**Work to do**
An exact copy of every record is needed.

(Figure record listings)
★ ★ ★ ★ ★

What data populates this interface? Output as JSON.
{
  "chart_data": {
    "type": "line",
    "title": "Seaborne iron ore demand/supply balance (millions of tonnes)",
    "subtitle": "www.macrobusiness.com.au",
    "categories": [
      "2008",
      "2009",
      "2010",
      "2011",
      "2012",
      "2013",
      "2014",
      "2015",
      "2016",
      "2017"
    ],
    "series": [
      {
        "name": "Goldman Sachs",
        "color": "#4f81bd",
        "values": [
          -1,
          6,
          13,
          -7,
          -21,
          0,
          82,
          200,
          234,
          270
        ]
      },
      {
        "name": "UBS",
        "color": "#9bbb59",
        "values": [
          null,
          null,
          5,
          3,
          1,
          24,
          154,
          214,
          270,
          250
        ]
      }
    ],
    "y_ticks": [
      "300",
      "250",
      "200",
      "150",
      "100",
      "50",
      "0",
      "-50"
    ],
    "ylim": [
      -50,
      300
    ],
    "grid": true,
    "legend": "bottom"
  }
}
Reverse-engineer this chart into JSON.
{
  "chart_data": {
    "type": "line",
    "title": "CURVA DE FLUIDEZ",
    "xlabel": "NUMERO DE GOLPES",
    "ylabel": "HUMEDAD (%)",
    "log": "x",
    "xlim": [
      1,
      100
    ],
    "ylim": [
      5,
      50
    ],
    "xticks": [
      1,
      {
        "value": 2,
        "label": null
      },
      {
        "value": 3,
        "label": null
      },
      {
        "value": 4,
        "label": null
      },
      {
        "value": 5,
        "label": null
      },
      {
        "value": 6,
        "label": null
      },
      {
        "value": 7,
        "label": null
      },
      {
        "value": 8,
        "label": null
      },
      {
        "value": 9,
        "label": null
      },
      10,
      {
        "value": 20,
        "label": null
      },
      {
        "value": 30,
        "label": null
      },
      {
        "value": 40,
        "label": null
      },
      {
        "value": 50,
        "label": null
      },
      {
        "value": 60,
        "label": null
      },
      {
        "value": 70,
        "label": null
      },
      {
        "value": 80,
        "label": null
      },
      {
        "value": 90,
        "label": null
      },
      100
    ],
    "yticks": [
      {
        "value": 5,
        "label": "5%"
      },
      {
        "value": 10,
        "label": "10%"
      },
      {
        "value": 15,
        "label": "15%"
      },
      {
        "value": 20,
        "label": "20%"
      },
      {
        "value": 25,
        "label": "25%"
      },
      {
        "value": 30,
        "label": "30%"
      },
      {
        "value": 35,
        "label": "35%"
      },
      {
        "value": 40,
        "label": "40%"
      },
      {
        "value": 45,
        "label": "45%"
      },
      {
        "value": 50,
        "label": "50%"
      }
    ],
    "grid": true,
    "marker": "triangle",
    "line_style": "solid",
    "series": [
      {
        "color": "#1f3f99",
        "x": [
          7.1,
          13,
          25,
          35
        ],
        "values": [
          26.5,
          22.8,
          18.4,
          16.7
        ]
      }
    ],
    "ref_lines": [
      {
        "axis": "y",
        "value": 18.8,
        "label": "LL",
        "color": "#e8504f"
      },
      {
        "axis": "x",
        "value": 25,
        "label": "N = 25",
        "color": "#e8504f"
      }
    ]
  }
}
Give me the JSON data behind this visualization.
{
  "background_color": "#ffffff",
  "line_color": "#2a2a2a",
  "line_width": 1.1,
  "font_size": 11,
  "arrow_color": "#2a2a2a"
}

★ ★ ★ ★ ★

**Expected output**
What data populates this interface? Output as JSON.
{
  "chart_data": {
    "type": "line",
    "title": "Seaborne iron ore demand/supply balance (millions of tonnes)",
    "subtitle": "www.macrobusiness.com.au",
    "categories": [
      "2008",
      "2009",
      "2010",
      "2011",
      "2012",
      "2013",
      "2014",
      "2015",
      "2016",
      "2017"
    ],
    "series": [
      {
        "name": "Goldman Sachs",
        "color": "#4f81bd",
        "values": [
          -1,
          6,
          13,
          -7,
          -21,
          0,
          82,
          200,
          234,
          270
        ]
      },
      {
        "name": "UBS",
        "color": "#9bbb59",
        "values": [
          null,
          null,
          5,
          3,
          1,
          24,
          154,
          214,
          270,
          250
        ]
      }
    ],
    "y_ticks": [
      "300",
      "250",
      "200",
      "150",
      "100",
      "50",
      "0",
      "-50"
    ],
    "ylim": [
      -50,
      300
    ],
    "grid": true,
    "legend": "bottom"
  }
}
Reverse-engineer this chart into JSON.
{
  "chart_data": {
    "type": "line",
    "title": "CURVA DE FLUIDEZ",
    "xlabel": "NUMERO DE GOLPES",
    "ylabel": "HUMEDAD (%)",
    "log": "x",
    "xlim": [
      1,
      100
    ],
    "ylim": [
      5,
      50
    ],
    "xticks": [
      1,
      {
        "value": 2,
        "label": null
      },
      {
        "value": 3,
        "label": null
      },
      {
        "value": 4,
        "label": null
      },
      {
        "value": 5,
        "label": null
      },
      {
        "value": 6,
        "label": null
      },
      {
        "value": 7,
        "label": null
      },
      {
        "value": 8,
        "label": null
      },
      {
        "value": 9,
        "label": null
      },
      10,
      {
        "value": 20,
        "label": null
      },
      {
        "value": 30,
        "label": null
      },
      {
        "value": 40,
        "label": null
      },
      {
        "value": 50,
        "label": null
      },
      {
        "value": 60,
        "label": null
      },
      {
        "value": 70,
        "label": null
      },
      {
        "value": 80,
        "label": null
      },
      {
        "value": 90,
        "label": null
      },
      100
    ],
    "yticks": [
      {
        "value": 5,
        "label": "5%"
      },
      {
        "value": 10,
        "label": "10%"
      },
      {
        "value": 15,
        "label": "15%"
      },
      {
        "value": 20,
        "label": "20%"
      },
      {
        "value": 25,
        "label": "25%"
      },
      {
        "value": 30,
        "label": "30%"
      },
      {
        "value": 35,
        "label": "35%"
      },
      {
        "value": 40,
        "label": "40%"
      },
      {
        "value": 45,
        "label": "45%"
      },
      {
        "value": 50,
        "label": "50%"
      }
    ],
    "grid": true,
    "marker": "triangle",
    "line_style": "solid",
    "series": [
      {
        "color": "#1f3f99",
        "x": [
          7.1,
          13,
          25,
          35
        ],
        "values": [
          26.5,
          22.8,
          18.4,
          16.7
        ]
      }
    ],
    "ref_lines": [
      {
        "axis": "y",
        "value": 18.8,
        "label": "LL",
        "color": "#e8504f"
      },
      {
        "axis": "x",
        "value": 25,
        "label": "N = 25",
        "color": "#e8504f"
      }
    ]
  }
}
Give me the JSON data behind this visualization.
{
  "background_color": "#ffffff",
  "line_color": "#2a2a2a",
  "line_width": 1.1,
  "font_size": 11,
  "arrow_color": "#2a2a2a"
}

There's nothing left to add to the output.